### EXERCISE TASK
Select the lines that hold the word "stuff" and copy each one.

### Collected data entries
## BEGIN

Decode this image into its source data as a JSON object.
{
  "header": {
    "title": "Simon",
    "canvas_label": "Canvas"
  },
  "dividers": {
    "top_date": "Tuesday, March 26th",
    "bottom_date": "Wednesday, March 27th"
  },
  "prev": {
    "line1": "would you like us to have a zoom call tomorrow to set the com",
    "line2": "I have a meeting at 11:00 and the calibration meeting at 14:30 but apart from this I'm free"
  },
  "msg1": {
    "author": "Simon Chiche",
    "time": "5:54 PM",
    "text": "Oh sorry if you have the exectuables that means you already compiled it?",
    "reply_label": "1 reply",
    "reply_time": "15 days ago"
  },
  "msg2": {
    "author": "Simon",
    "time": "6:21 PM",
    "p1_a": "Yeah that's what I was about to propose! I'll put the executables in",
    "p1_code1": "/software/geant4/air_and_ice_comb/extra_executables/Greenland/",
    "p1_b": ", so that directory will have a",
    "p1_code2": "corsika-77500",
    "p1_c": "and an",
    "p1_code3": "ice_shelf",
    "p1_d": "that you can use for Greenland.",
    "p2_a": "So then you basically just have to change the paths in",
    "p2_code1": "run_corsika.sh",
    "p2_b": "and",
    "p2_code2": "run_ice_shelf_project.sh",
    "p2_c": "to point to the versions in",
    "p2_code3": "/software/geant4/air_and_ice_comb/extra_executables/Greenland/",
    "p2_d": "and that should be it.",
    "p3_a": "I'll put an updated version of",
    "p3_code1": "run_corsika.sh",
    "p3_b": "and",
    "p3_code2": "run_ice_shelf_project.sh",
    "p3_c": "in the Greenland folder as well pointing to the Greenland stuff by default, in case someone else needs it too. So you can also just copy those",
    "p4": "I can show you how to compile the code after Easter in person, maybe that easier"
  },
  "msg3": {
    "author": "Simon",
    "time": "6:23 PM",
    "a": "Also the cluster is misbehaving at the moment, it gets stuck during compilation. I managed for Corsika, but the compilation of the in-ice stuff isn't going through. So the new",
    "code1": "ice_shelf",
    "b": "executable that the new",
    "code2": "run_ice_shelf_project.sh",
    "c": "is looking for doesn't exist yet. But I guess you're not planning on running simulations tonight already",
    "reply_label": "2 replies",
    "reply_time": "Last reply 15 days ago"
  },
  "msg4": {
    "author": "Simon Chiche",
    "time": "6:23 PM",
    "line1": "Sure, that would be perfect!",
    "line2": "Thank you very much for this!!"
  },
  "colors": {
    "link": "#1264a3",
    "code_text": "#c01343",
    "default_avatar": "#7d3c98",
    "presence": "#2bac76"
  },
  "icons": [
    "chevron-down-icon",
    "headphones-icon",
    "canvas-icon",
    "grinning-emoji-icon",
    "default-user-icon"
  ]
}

## END

### REPLY TO THE TASK
    "p3_c": "in the Greenland folder as well pointing to the Greenland stuff by default, in case someone else needs it too. So you can also just copy those",
    "a": "Also the cluster is misbehaving at the moment, it gets stuck during compilation. I managed for Corsika, but the compilation of the in-ice stuff isn't going through. So the new",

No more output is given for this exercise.